Set task 1 - In the passage on DFG bounds-check elimination, what happens when an arithmetic operation overflows?
Set task 2 - Reproduce the lines of the records verbatim, beginning with the line that contains "left-bar-segment [204,314,229,327]" and ending after the line that contains "left-legend-label: 3番目 [239,424,263,436]".

Quoted passage -
Thus in this code, the range of the add variable at [1] is (0, array.length) which is in bounds of the array and thus the bounds check is removed.

Abusing DFG to eliminate the Bounds Check

In summary, if we have the following code:

				
					function jit(num){
    num = num | 0;
    let array = [1,2,3,4,5,6,7,8,9,10];
    if (num ﹥ 0){                          // [1]
        let add = num + 4;                  // [2]
        if (add ﹤ array.length){           // [3]
            return array[add];              // [4]
        }
    }
}

At [2], DFG knows that the variable add is greater than 0 due to it passing the check at [1]. Similarly, at [4] it knows that the add variable is less than array.length due to it passing the check at [3]. Putting both of these together, DFG can see that the addvariable is greater than zero and less than array.length when the execution reaches [4], where the element with index add is retrieved from the array. Thus DFG can safely say that the range of add at [4] is [4, array.length]; it removes the bounds check as it assumes that the check will always pass. Now, what would happen if an integer overflow happens on [2], where add is calculated as num + 4? DFG relies on the fact that all these arithmetic operations are checked for an overflow and if an overflow happens, the code will bail out of the JIT-compiled code. This is the assumption that we want to break.

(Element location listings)
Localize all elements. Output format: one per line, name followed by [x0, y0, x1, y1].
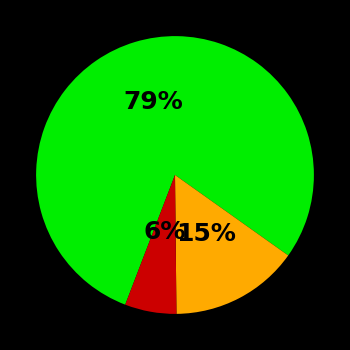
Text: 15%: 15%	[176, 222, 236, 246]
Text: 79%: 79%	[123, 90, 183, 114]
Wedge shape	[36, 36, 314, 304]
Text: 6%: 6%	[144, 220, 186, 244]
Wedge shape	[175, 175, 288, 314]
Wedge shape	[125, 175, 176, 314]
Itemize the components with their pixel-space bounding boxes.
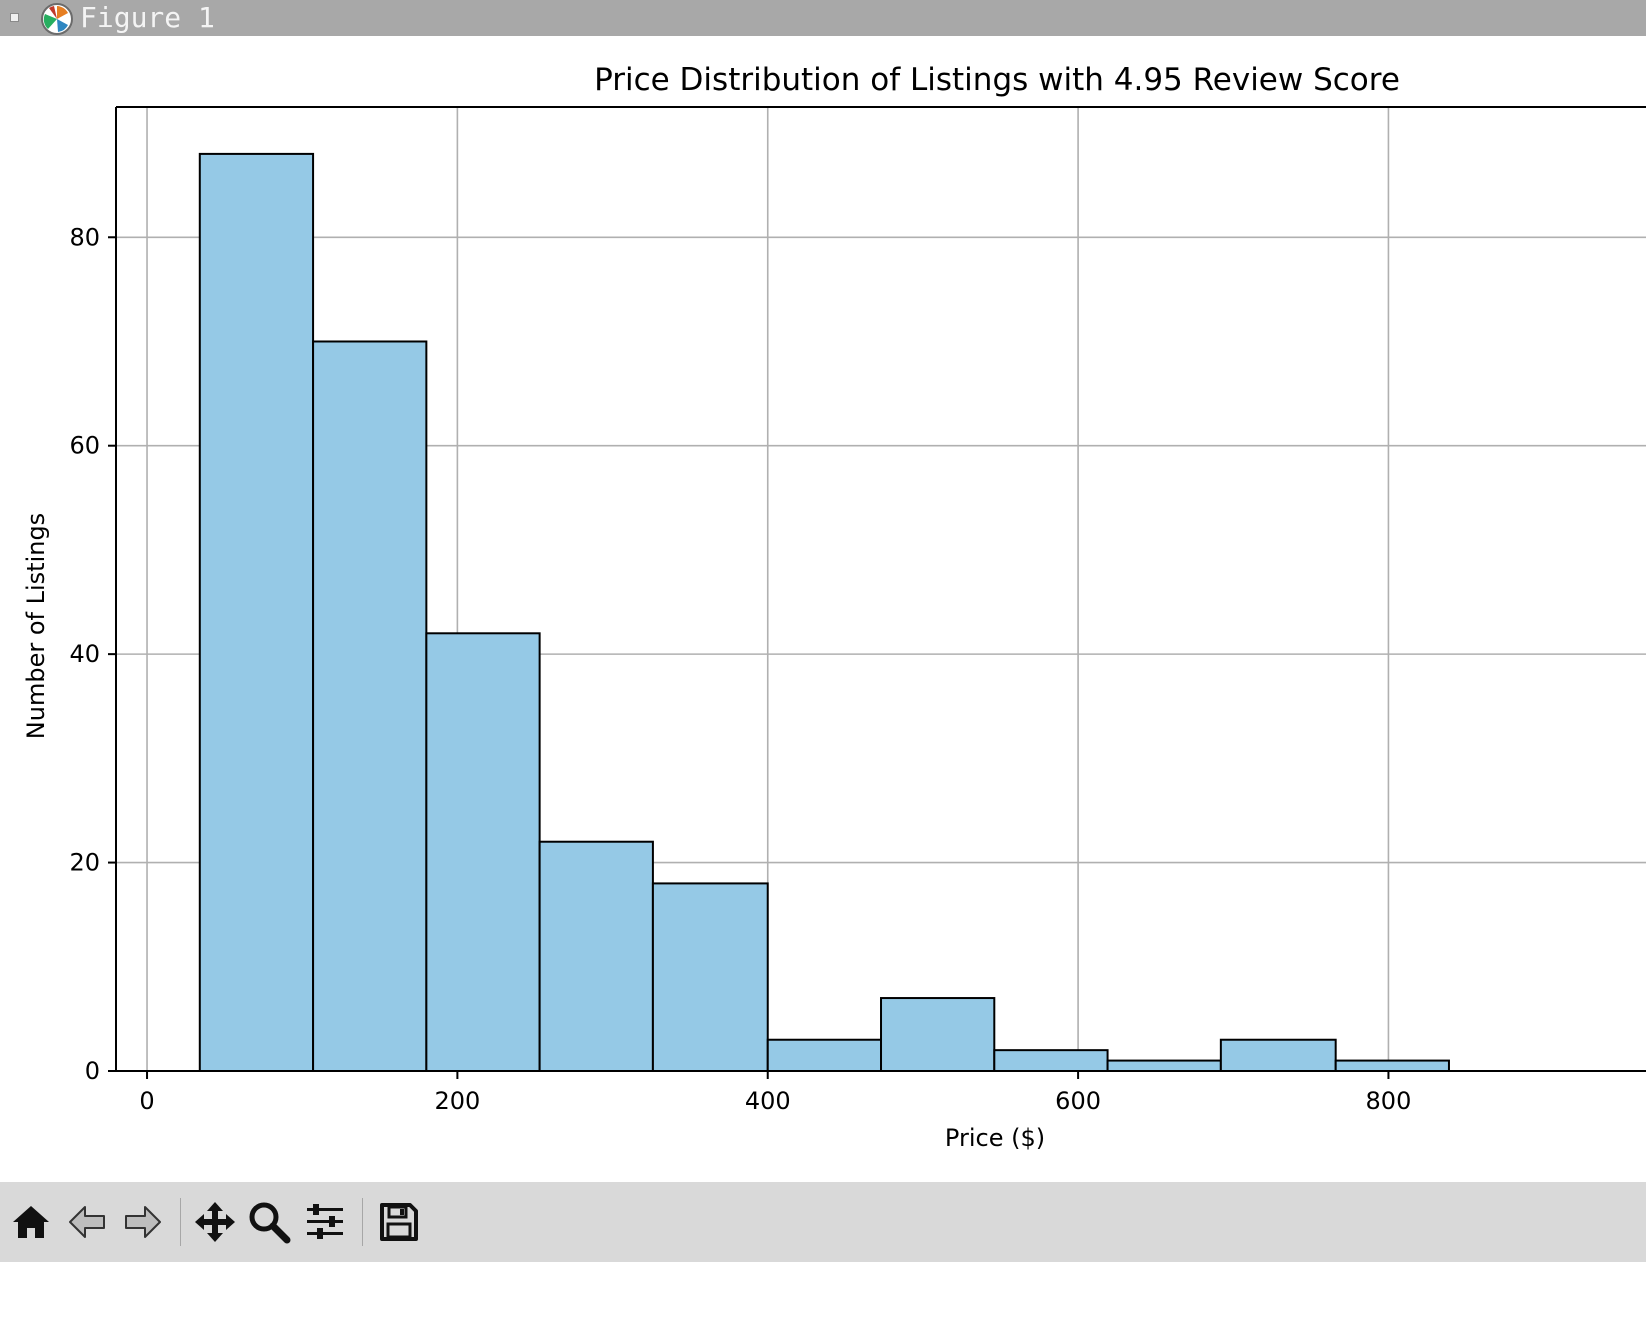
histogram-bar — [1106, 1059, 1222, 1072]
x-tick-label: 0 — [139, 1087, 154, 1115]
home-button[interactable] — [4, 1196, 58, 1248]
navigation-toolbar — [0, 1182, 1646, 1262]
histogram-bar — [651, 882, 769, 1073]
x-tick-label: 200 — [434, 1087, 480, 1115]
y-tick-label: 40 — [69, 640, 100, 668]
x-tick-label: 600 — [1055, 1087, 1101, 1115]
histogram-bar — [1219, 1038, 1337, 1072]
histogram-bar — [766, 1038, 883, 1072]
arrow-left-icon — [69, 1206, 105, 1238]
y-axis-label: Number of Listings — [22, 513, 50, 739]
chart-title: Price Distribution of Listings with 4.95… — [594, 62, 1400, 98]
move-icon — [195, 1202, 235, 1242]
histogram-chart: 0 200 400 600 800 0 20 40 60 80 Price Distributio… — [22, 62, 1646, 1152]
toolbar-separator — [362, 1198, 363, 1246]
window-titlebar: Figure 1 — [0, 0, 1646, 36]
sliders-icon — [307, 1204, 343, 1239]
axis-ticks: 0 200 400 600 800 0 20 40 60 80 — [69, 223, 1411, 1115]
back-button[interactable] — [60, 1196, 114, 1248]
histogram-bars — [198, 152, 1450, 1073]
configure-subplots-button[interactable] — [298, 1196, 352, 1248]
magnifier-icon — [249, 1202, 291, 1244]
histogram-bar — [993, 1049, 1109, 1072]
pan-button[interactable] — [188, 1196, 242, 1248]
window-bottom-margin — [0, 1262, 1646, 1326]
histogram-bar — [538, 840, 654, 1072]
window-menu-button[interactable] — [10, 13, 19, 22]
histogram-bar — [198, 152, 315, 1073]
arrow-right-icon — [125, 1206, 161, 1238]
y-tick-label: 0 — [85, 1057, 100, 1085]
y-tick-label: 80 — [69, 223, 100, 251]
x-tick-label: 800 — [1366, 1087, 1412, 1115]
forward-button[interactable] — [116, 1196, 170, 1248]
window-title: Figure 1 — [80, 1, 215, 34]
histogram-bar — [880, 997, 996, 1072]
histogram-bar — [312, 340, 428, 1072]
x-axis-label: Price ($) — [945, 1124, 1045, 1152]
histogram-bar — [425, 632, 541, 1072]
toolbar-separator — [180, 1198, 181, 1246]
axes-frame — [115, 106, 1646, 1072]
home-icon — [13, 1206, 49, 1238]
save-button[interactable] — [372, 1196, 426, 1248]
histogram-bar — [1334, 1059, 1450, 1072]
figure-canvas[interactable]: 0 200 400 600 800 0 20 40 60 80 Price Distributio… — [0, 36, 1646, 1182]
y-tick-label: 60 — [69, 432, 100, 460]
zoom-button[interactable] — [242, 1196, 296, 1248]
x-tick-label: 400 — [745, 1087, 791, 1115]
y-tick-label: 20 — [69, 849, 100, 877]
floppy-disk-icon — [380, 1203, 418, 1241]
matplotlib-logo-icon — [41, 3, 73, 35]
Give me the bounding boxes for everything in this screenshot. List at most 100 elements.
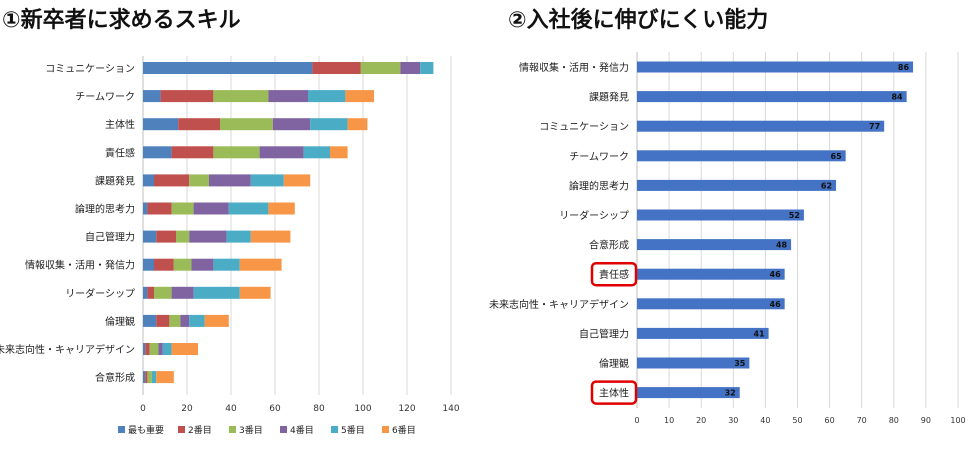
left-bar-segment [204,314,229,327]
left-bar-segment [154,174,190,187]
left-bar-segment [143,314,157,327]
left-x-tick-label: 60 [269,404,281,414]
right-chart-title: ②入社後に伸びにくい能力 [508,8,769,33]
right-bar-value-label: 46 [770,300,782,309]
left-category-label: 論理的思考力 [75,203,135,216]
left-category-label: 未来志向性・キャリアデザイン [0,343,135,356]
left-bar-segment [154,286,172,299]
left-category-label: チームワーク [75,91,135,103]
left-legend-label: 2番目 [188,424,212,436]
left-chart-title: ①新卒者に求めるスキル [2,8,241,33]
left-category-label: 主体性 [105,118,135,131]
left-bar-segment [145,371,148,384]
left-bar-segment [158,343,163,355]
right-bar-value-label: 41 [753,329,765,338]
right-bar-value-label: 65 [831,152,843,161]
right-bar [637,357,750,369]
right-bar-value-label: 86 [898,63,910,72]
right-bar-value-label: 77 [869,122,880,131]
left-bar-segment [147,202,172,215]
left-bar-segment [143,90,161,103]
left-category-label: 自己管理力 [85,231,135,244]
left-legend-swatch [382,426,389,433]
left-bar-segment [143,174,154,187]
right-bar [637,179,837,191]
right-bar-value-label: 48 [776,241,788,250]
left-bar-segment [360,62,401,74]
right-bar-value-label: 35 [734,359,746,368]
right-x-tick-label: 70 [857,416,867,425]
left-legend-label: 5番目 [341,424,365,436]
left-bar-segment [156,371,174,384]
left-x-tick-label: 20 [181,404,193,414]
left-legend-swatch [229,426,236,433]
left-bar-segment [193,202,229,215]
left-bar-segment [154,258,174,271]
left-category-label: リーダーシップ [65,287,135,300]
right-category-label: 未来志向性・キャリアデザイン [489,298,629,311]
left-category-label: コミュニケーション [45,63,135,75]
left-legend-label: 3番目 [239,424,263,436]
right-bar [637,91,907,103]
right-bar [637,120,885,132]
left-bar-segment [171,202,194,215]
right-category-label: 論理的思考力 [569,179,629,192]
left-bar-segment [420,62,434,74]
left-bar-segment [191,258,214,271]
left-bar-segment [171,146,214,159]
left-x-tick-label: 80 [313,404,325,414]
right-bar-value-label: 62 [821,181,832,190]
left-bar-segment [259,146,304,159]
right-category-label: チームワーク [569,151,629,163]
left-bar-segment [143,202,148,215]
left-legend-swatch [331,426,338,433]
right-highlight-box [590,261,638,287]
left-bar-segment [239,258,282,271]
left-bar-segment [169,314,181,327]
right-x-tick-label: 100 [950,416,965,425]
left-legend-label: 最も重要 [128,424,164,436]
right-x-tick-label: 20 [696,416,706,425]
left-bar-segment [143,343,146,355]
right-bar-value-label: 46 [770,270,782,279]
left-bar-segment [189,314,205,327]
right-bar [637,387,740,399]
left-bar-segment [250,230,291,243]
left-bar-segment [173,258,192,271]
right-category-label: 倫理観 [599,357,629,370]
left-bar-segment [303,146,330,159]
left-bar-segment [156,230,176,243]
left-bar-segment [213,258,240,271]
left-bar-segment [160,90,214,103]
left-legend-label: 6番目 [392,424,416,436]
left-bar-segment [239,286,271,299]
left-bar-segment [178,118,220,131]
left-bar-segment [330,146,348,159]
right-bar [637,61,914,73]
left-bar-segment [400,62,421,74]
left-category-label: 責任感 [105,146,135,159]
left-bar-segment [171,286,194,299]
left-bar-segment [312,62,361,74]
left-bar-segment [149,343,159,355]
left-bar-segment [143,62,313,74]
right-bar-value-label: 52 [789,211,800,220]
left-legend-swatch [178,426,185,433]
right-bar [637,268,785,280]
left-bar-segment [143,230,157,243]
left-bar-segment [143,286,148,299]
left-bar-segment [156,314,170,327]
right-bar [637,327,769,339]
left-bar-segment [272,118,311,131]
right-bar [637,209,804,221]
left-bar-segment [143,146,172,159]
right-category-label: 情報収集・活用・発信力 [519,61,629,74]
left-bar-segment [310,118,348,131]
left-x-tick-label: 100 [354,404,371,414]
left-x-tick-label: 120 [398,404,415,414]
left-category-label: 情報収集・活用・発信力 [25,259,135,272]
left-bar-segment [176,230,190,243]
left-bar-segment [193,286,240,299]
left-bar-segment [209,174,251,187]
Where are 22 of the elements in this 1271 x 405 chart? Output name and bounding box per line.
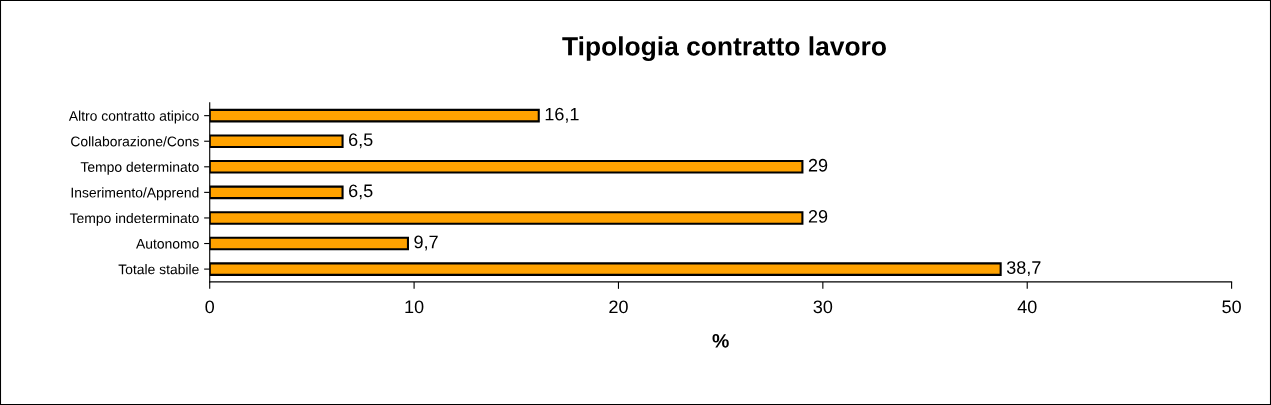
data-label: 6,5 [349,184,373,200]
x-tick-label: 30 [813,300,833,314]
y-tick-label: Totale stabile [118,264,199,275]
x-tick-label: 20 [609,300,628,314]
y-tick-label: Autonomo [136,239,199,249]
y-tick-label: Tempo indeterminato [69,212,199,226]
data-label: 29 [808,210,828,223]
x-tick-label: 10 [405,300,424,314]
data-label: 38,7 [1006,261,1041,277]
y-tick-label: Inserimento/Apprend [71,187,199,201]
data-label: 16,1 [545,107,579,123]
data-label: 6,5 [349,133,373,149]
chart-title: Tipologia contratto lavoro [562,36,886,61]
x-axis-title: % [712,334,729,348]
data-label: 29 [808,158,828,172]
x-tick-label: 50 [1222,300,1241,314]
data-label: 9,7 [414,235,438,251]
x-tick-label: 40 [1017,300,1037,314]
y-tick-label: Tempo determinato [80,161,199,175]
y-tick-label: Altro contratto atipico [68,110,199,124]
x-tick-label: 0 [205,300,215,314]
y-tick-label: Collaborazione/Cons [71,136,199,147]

Exercise answer 1 - The code bails out of the JIT-compiled code.

Exercise answer 2 -
left-bar-segment [204,314,229,327]
left-bar-segment [154,174,190,187]
left-bar-segment [143,314,157,327]
left-x-tick-label: 60 [269,404,281,414]
right-chart-title: ②入社後に伸びにくい能力 [508,8,769,33]
right-bar-value-label: 46 [770,300,782,309]
left-category-label: 論理的思考力 [75,203,135,216]
left-category-label: 未来志向性・キャリアデザイン [0,343,135,356]
left-bar-segment [154,286,172,299]
left-category-label: チームワーク [75,91,135,103]
left-legend-label: 2番目 [188,424,212,436]
left-chart-title: ①新卒者に求めるスキル [2,8,241,33]
left-category-label: 主体性 [105,118,135,131]
left-bar-segment [145,371,148,384]
left-bar-segment [158,343,163,355]
right-bar-value-label: 41 [753,329,765,338]
right-bar-value-label: 65 [831,152,843,161]
right-bar [637,357,750,369]
right-bar-value-label: 86 [898,63,910,72]
right-bar-value-label: 77 [869,122,880,131]
left-bar-segment [147,202,172,215]
left-bar-segment [143,90,161,103]
left-category-label: 自己管理力 [85,231,135,244]
left-legend-swatch [382,426,389,433]
left-bar-segment [143,174,154,187]
right-bar [637,179,837,191]
right-bar-value-label: 48 [776,241,788,250]
left-bar-segment [360,62,401,74]
right-bar-value-label: 35 [734,359,746,368]
right-x-tick-label: 70 [857,416,867,425]
left-legend-label: 5番目 [341,424,365,436]
left-bar-segment [156,371,174,384]
left-x-tick-label: 20 [181,404,193,414]
left-legend-swatch [229,426,236,433]
left-bar-segment [193,202,229,215]
left-bar-segment [154,258,174,271]
left-category-label: リーダーシップ [65,287,135,300]
right-category-label: 未来志向性・キャリアデザイン [489,298,629,311]
left-category-label: コミュニケーション [45,63,135,75]
left-legend-label: 3番目 [239,424,263,436]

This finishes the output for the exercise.